Please count the lines in the listing below where the word "Directive" appears. Give the number only.

=-=-=-=-=

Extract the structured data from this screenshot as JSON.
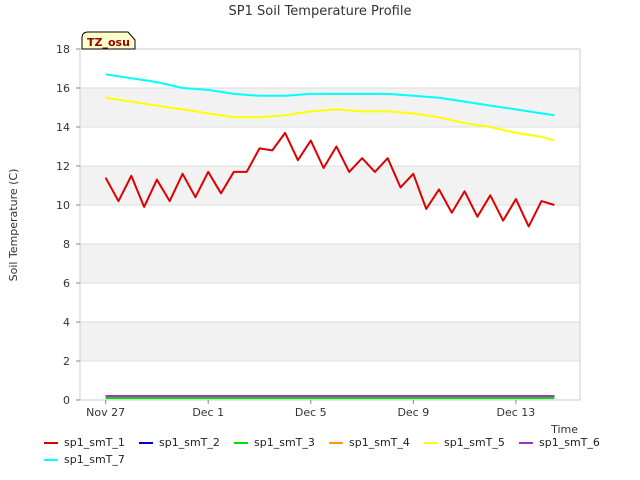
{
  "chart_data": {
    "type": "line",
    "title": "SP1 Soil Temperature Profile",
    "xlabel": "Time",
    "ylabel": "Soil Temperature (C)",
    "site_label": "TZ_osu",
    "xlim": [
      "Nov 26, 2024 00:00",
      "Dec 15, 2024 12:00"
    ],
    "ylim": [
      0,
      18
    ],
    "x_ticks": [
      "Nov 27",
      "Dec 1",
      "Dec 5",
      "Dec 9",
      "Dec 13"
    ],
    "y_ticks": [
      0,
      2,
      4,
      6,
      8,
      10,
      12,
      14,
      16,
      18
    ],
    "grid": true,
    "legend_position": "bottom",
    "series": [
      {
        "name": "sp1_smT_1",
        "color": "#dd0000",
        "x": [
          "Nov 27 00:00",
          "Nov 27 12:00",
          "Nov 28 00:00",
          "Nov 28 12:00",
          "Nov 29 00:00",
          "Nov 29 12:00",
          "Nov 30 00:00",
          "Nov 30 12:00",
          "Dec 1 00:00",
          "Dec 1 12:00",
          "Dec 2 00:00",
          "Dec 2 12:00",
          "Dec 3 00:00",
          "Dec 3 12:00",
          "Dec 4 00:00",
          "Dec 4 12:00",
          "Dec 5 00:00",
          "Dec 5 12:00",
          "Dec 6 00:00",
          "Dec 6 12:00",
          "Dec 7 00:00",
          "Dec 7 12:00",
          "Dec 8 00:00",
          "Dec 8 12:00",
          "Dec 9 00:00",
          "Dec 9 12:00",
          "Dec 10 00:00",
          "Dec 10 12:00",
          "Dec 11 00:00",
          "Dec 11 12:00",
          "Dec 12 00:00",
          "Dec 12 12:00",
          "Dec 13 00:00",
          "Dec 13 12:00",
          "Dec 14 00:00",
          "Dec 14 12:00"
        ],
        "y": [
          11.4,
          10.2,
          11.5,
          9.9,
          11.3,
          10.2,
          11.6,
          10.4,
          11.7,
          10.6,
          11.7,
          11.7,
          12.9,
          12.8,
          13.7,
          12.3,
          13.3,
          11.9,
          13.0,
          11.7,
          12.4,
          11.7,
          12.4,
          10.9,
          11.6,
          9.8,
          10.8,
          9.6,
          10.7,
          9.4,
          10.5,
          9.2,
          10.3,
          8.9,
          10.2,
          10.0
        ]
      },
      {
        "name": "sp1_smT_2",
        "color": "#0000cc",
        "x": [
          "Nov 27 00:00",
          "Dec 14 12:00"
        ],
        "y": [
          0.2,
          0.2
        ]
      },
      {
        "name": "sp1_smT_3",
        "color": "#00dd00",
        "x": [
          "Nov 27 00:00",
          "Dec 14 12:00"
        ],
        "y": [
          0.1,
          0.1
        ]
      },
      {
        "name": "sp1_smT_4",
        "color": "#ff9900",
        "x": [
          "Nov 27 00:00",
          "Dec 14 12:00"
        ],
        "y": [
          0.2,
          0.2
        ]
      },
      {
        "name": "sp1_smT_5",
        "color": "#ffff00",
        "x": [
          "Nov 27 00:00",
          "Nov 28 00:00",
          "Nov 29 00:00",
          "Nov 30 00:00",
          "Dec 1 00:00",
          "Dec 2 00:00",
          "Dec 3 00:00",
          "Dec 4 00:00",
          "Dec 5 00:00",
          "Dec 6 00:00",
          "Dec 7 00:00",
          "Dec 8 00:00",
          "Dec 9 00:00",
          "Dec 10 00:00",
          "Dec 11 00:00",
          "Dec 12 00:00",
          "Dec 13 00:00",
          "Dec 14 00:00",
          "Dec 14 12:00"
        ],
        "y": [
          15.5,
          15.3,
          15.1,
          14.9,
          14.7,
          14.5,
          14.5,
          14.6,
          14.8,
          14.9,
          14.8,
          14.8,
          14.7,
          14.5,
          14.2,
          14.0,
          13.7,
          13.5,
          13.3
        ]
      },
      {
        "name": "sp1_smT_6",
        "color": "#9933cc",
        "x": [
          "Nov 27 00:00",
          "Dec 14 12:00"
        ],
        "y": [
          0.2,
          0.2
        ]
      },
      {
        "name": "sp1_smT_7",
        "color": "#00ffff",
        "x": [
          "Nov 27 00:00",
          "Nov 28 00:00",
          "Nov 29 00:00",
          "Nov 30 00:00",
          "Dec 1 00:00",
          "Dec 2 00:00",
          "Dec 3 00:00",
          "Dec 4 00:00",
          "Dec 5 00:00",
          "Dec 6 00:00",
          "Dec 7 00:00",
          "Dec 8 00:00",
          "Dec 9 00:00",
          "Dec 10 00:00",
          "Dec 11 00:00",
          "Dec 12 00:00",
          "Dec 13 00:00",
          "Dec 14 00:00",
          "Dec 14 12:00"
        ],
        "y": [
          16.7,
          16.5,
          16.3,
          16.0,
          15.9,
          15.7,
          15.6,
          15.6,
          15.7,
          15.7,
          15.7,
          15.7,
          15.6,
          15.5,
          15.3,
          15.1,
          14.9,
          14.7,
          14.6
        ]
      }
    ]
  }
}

=-=-=-=-=

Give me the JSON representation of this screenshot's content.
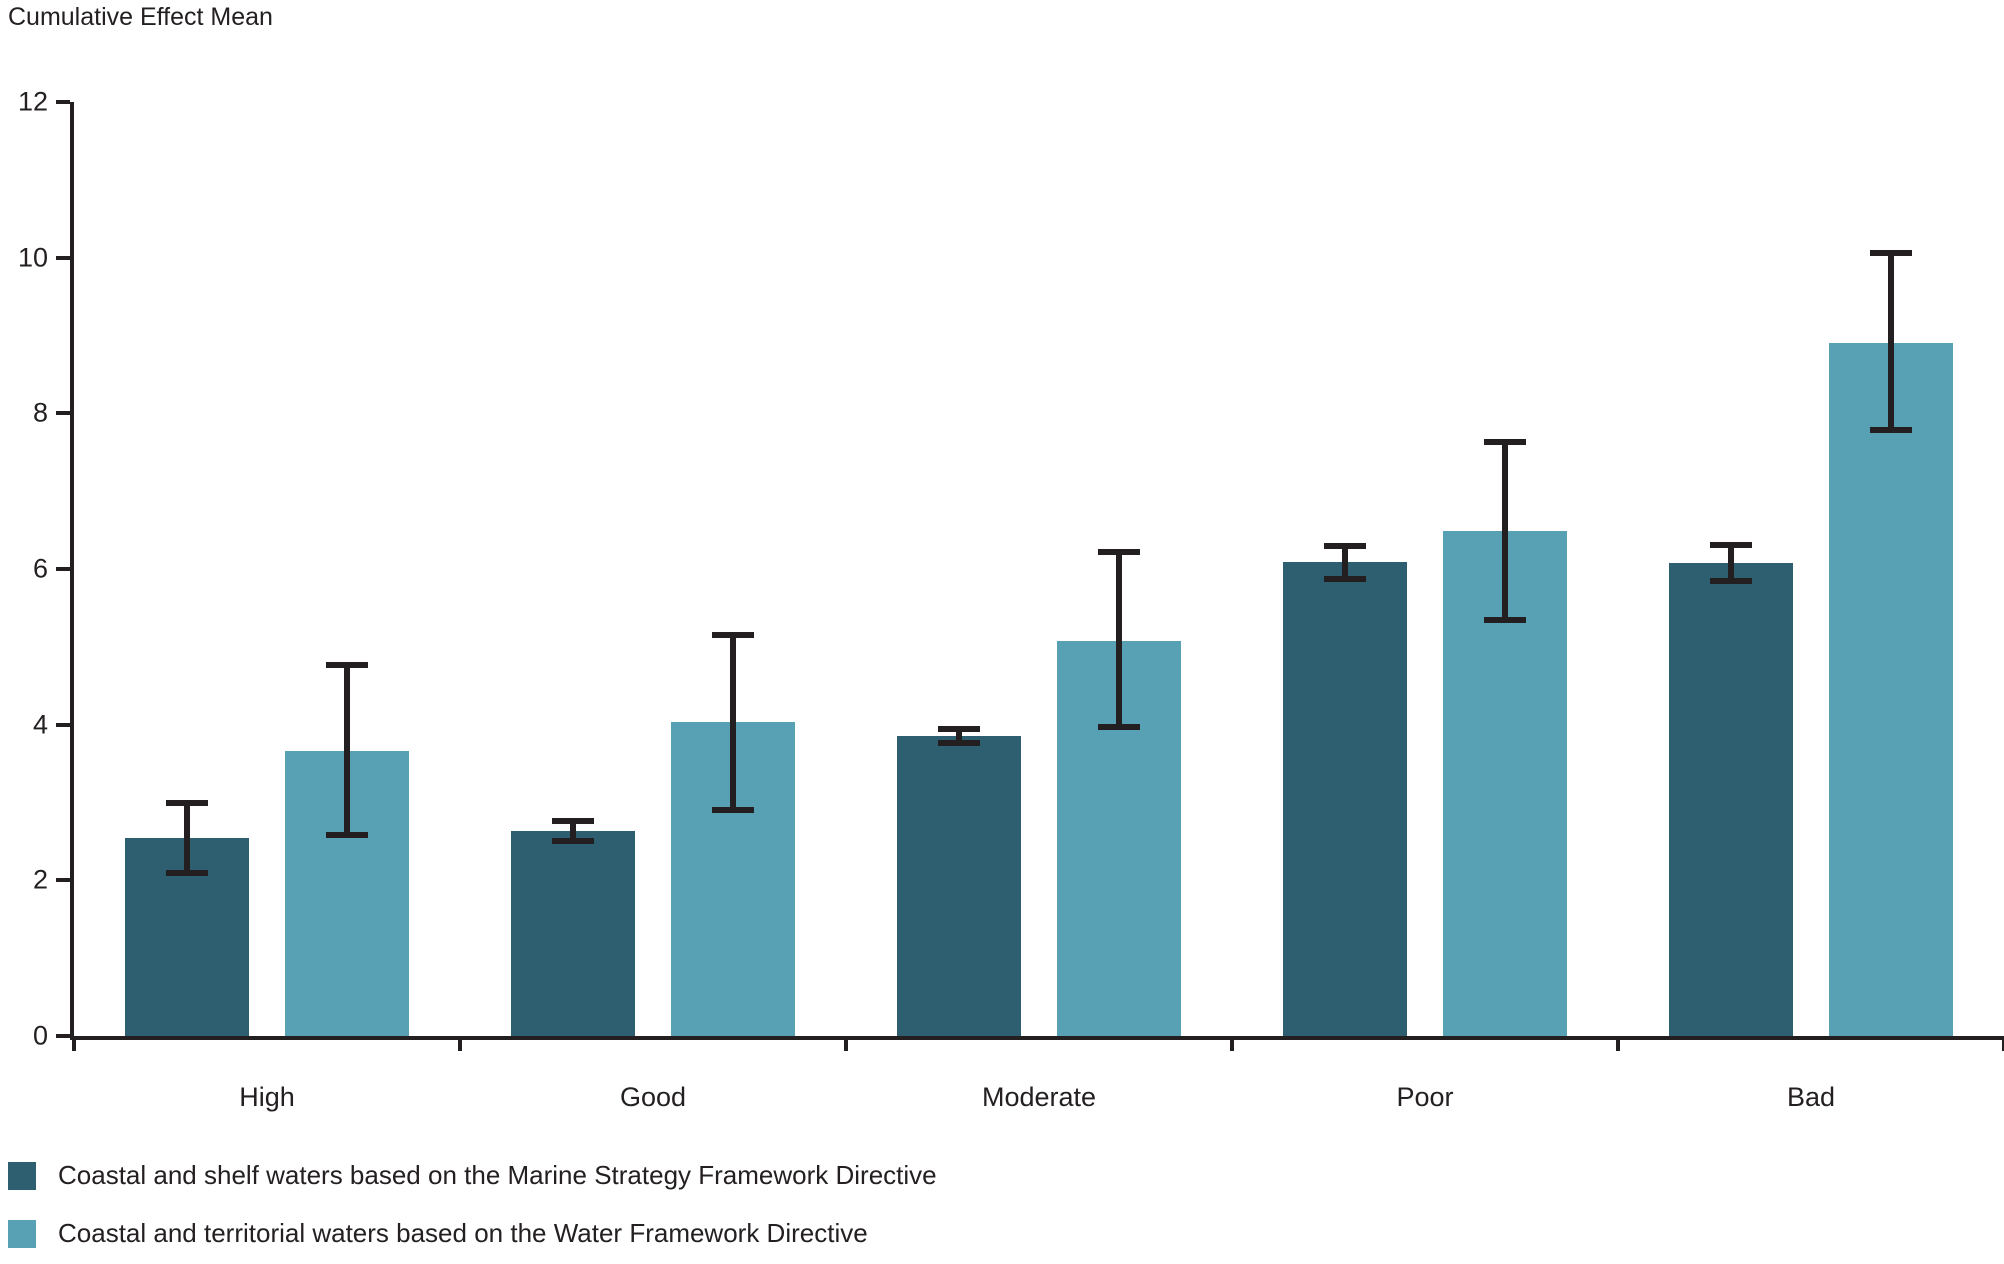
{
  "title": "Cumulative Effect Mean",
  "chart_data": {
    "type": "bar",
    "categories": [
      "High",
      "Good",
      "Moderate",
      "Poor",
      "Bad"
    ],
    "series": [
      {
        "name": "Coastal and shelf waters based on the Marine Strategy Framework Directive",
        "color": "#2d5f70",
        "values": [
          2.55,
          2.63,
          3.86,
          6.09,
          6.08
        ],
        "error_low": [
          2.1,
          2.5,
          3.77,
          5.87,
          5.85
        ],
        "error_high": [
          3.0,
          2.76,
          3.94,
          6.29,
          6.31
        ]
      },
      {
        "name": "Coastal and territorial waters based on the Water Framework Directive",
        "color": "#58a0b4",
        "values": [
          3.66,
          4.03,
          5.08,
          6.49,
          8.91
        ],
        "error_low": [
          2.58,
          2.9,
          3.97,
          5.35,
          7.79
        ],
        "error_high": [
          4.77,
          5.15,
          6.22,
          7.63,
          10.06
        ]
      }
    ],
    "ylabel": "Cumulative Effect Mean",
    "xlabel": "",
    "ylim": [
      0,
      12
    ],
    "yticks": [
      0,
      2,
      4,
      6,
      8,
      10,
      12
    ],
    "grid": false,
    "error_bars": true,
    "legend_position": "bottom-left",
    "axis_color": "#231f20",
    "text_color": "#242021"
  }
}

=-=-=-=-=

- **Solution**
2